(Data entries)

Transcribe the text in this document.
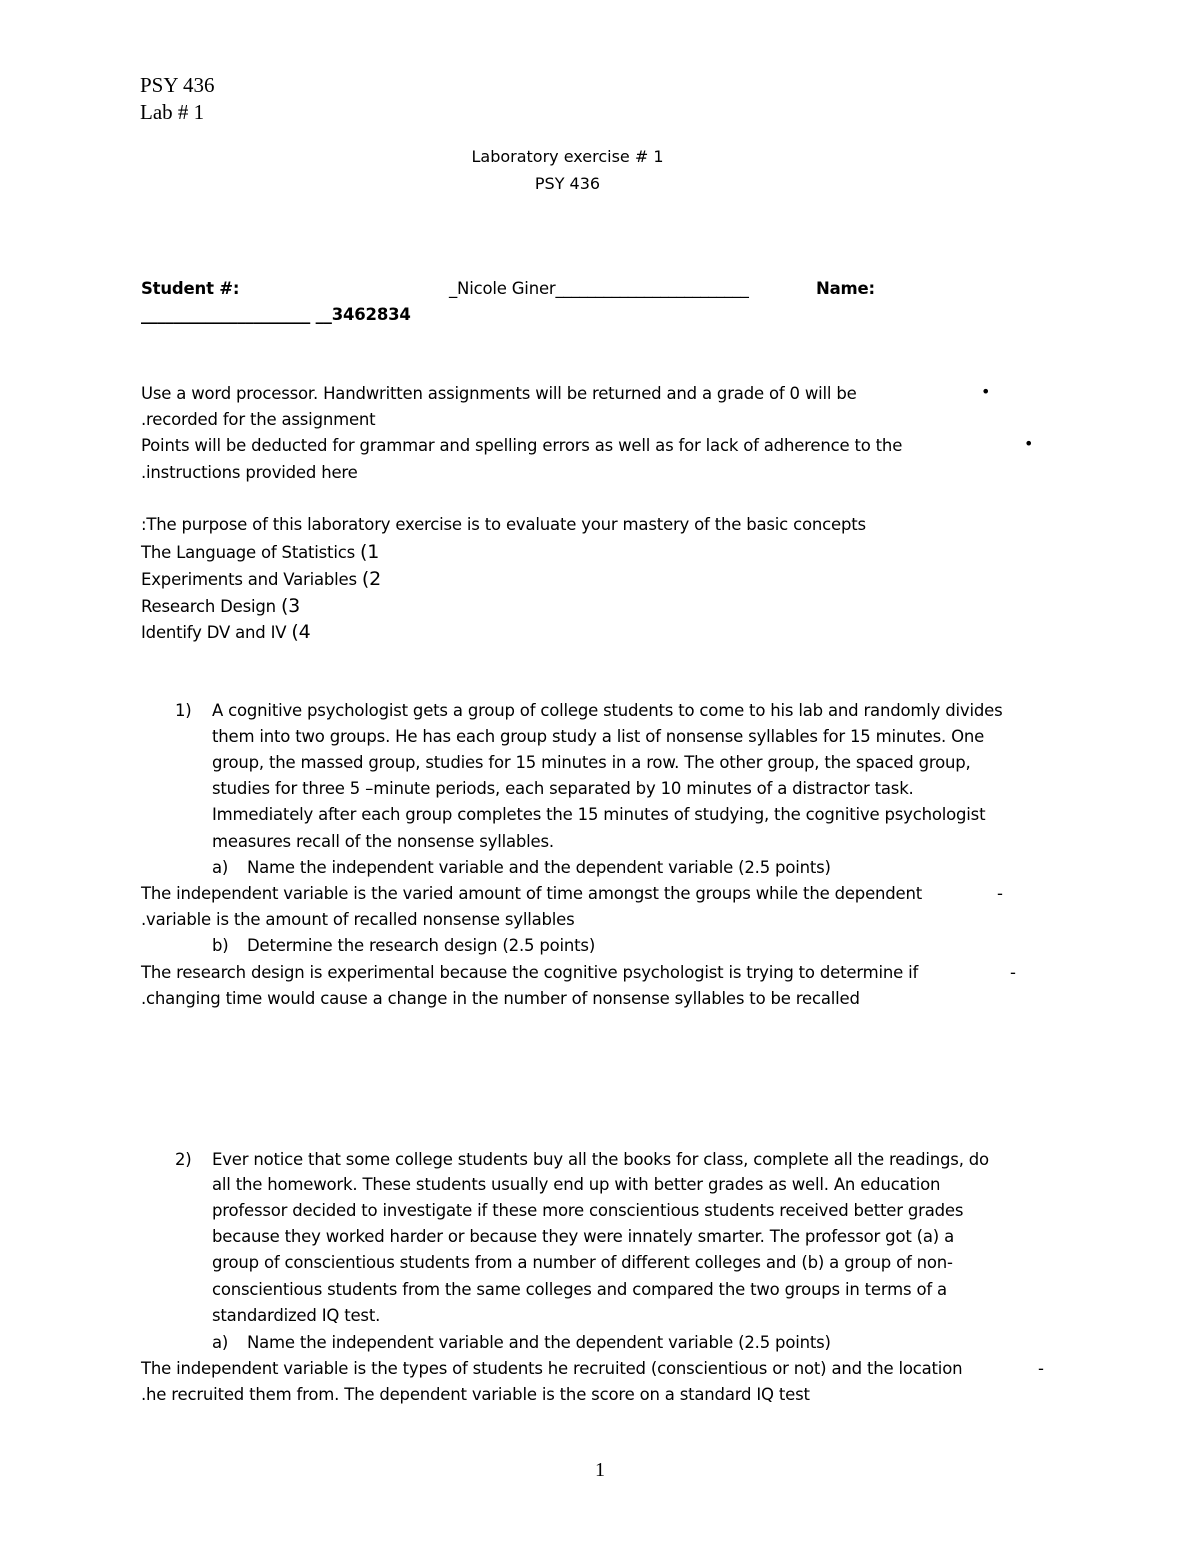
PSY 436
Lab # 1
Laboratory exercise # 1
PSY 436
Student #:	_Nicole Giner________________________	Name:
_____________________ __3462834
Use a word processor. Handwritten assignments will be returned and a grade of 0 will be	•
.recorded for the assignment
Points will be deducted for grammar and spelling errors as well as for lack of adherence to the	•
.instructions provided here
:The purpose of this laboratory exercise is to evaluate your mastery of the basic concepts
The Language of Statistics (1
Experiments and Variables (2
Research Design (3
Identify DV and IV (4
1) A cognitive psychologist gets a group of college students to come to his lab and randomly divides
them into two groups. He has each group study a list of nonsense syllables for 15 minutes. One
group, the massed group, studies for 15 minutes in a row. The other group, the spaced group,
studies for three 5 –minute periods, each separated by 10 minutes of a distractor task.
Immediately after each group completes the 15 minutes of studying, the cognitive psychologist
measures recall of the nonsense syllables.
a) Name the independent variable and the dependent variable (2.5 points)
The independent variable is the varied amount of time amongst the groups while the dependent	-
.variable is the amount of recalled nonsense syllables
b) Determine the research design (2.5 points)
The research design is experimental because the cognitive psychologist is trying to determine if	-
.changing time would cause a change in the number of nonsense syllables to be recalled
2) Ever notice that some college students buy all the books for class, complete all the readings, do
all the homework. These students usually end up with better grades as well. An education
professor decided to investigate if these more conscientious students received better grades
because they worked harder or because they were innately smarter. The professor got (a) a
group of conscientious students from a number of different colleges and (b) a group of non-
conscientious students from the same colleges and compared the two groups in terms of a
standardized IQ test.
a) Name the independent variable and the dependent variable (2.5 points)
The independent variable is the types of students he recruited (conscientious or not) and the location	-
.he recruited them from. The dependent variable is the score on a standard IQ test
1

Instruction -
Repeat all of the data above word for word, minus the pictures.

Output of the exercise -
Transcribe the text in this document.
PSY 436
Lab # 1
Laboratory exercise # 1
PSY 436
Student #:	_Nicole Giner________________________	Name:
_____________________ __3462834
Use a word processor. Handwritten assignments will be returned and a grade of 0 will be	•
.recorded for the assignment
Points will be deducted for grammar and spelling errors as well as for lack of adherence to the	•
.instructions provided here
:The purpose of this laboratory exercise is to evaluate your mastery of the basic concepts
The Language of Statistics (1
Experiments and Variables (2
Research Design (3
Identify DV and IV (4
1) A cognitive psychologist gets a group of college students to come to his lab and randomly divides
them into two groups. He has each group study a list of nonsense syllables for 15 minutes. One
group, the massed group, studies for 15 minutes in a row. The other group, the spaced group,
studies for three 5 –minute periods, each separated by 10 minutes of a distractor task.
Immediately after each group completes the 15 minutes of studying, the cognitive psychologist
measures recall of the nonsense syllables.
a) Name the independent variable and the dependent variable (2.5 points)
The independent variable is the varied amount of time amongst the groups while the dependent	-
.variable is the amount of recalled nonsense syllables
b) Determine the research design (2.5 points)
The research design is experimental because the cognitive psychologist is trying to determine if	-
.changing time would cause a change in the number of nonsense syllables to be recalled
2) Ever notice that some college students buy all the books for class, complete all the readings, do
all the homework. These students usually end up with better grades as well. An education
professor decided to investigate if these more conscientious students received better grades
because they worked harder or because they were innately smarter. The professor got (a) a
group of conscientious students from a number of different colleges and (b) a group of non-
conscientious students from the same colleges and compared the two groups in terms of a
standardized IQ test.
a) Name the independent variable and the dependent variable (2.5 points)
The independent variable is the types of students he recruited (conscientious or not) and the location	-
.he recruited them from. The dependent variable is the score on a standard IQ test
1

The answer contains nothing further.